══ Records supplied

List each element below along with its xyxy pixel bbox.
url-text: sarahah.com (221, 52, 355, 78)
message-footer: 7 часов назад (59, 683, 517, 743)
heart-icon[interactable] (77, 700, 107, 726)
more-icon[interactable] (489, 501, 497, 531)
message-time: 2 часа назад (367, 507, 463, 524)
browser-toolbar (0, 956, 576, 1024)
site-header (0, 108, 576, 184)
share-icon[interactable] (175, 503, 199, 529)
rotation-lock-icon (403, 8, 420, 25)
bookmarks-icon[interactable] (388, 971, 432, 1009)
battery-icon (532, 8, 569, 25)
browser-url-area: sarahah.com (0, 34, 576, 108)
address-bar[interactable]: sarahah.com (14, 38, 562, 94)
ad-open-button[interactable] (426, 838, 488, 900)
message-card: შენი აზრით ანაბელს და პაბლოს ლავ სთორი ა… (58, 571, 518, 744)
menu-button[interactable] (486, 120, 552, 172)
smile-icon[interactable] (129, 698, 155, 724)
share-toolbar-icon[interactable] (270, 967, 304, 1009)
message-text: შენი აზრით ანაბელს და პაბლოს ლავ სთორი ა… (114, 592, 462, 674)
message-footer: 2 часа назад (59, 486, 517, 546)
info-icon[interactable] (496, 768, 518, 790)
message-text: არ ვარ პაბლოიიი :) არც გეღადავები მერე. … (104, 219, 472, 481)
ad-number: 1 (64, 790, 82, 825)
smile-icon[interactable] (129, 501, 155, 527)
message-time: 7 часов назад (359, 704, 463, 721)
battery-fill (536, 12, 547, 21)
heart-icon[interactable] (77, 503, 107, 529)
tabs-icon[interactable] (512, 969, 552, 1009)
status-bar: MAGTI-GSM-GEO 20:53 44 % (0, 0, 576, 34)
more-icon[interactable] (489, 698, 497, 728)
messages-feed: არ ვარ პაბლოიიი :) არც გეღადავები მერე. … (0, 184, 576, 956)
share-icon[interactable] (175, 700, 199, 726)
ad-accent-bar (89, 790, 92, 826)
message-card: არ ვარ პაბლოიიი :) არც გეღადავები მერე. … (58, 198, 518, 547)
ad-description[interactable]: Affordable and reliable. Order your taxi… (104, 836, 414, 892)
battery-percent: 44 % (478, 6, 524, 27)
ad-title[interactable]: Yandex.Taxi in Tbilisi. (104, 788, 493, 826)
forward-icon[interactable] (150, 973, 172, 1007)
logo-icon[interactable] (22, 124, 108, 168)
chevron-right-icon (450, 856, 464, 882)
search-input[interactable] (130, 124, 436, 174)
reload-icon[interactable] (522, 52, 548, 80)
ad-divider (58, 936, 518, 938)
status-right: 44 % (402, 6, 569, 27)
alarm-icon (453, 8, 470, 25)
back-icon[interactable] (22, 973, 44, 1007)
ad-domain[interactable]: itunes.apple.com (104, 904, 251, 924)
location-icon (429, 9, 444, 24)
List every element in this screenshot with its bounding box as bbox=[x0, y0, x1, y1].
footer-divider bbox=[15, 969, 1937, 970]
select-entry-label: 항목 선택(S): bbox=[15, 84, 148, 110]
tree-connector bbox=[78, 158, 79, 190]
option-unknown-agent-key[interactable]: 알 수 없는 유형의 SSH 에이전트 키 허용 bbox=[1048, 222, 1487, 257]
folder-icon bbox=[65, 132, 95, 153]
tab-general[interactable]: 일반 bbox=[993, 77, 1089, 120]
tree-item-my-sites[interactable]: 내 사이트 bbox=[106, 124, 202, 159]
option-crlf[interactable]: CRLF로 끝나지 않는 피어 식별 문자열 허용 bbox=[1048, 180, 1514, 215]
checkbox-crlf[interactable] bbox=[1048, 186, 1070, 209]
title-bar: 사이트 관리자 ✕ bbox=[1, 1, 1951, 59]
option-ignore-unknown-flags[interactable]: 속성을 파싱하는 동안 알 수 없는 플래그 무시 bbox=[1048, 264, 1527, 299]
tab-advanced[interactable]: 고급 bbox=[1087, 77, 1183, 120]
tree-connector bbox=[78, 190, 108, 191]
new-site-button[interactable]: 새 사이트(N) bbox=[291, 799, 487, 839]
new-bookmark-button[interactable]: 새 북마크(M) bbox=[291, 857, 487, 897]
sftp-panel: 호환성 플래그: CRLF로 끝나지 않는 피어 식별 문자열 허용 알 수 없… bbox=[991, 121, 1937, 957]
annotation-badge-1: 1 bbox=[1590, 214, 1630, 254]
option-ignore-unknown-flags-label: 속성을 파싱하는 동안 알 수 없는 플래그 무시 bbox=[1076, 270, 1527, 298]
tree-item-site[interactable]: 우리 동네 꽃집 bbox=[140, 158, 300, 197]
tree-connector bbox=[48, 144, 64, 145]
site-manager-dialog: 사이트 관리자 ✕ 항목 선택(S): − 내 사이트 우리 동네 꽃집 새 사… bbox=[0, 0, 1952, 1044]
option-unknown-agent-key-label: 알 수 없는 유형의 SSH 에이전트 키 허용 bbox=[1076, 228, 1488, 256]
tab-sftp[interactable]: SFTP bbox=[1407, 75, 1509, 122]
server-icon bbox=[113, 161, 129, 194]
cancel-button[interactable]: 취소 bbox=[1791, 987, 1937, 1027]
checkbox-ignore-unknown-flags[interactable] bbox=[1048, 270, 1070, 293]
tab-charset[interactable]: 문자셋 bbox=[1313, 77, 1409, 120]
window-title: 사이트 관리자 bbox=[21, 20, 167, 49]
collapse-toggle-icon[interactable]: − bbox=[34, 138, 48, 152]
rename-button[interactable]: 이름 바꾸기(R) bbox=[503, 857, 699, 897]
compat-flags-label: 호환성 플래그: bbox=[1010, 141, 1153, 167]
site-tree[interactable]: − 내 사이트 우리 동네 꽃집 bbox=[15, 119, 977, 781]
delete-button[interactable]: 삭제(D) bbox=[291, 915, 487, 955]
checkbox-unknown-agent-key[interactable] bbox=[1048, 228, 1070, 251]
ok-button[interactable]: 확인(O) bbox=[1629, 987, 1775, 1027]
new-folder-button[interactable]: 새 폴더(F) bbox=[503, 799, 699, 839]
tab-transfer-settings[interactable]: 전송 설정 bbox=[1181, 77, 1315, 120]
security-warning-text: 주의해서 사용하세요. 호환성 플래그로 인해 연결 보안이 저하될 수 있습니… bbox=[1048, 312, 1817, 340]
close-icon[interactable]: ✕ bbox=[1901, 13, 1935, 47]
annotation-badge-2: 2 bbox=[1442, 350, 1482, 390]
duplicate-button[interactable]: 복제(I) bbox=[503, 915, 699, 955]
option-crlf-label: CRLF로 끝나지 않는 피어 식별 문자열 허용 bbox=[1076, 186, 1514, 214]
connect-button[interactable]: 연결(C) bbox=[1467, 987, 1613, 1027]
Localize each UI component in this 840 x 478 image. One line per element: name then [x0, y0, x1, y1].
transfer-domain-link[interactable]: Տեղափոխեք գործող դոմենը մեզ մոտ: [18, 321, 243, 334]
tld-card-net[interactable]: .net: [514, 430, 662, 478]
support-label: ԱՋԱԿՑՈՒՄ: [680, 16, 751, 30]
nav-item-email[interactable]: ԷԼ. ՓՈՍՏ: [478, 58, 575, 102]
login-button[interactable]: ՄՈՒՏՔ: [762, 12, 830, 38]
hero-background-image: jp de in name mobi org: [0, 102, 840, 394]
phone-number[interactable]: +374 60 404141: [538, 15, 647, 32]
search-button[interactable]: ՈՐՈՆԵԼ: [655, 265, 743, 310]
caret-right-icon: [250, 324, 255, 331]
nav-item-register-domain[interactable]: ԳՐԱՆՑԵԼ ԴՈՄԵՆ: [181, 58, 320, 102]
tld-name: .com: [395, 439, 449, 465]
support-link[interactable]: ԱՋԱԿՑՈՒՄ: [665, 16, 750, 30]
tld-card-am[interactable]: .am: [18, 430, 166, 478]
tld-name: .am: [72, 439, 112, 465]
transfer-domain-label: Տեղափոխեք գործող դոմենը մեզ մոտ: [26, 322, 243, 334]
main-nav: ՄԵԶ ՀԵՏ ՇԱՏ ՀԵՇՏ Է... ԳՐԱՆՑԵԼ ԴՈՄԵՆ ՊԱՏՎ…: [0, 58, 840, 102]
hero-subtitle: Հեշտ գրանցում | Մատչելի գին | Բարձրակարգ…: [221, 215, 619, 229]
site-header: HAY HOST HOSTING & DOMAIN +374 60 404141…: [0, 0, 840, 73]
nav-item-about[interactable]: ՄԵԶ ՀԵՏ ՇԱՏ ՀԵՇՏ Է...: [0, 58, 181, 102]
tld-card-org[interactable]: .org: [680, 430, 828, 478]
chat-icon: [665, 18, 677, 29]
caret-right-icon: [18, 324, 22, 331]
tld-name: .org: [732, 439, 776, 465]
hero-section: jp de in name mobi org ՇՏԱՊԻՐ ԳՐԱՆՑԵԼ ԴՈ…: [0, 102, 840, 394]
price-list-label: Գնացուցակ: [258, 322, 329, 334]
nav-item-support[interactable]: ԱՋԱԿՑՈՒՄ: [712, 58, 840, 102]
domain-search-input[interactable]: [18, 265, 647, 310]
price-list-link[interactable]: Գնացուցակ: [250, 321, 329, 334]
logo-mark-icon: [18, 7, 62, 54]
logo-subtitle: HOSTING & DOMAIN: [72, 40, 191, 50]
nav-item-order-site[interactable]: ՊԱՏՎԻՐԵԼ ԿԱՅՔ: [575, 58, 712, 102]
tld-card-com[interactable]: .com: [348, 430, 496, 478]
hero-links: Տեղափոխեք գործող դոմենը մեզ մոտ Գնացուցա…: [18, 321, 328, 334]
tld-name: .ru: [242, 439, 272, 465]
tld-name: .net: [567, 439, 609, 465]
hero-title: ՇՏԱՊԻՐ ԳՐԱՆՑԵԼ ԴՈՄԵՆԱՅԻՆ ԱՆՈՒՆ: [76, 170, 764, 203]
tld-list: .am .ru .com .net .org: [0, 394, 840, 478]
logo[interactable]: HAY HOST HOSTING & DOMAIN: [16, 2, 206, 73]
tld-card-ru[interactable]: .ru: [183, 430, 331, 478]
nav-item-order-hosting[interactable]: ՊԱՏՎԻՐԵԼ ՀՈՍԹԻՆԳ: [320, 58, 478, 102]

════

## Problem statement:
Recast the items above as a JSON list of strings, one string per line with blank lines omitted, starting at the first line of the items and ending at the line that contains "message-card: შენი აზრით", both ends included.

## Solution to this exercise:
[
  "List each element below along with its xyxy pixel bbox.",
  "url-text: sarahah.com (221, 52, 355, 78)",
  "message-footer: 7 часов назад (59, 683, 517, 743)",
  "heart-icon[interactable] (77, 700, 107, 726)",
  "more-icon[interactable] (489, 501, 497, 531)",
  "message-time: 2 часа назад (367, 507, 463, 524)",
  "browser-toolbar (0, 956, 576, 1024)",
  "site-header (0, 108, 576, 184)",
  "share-icon[interactable] (175, 503, 199, 529)",
  "rotation-lock-icon (403, 8, 420, 25)",
  "bookmarks-icon[interactable] (388, 971, 432, 1009)",
  "battery-icon (532, 8, 569, 25)",
  "browser-url-area: sarahah.com (0, 34, 576, 108)",
  "address-bar[interactable]: sarahah.com (14, 38, 562, 94)",
  "ad-open-button[interactable] (426, 838, 488, 900)",
  "message-card: შენი აზრით ანაბელს და პაბლოს ლავ სთორი ა… (58, 571, 518, 744)"
]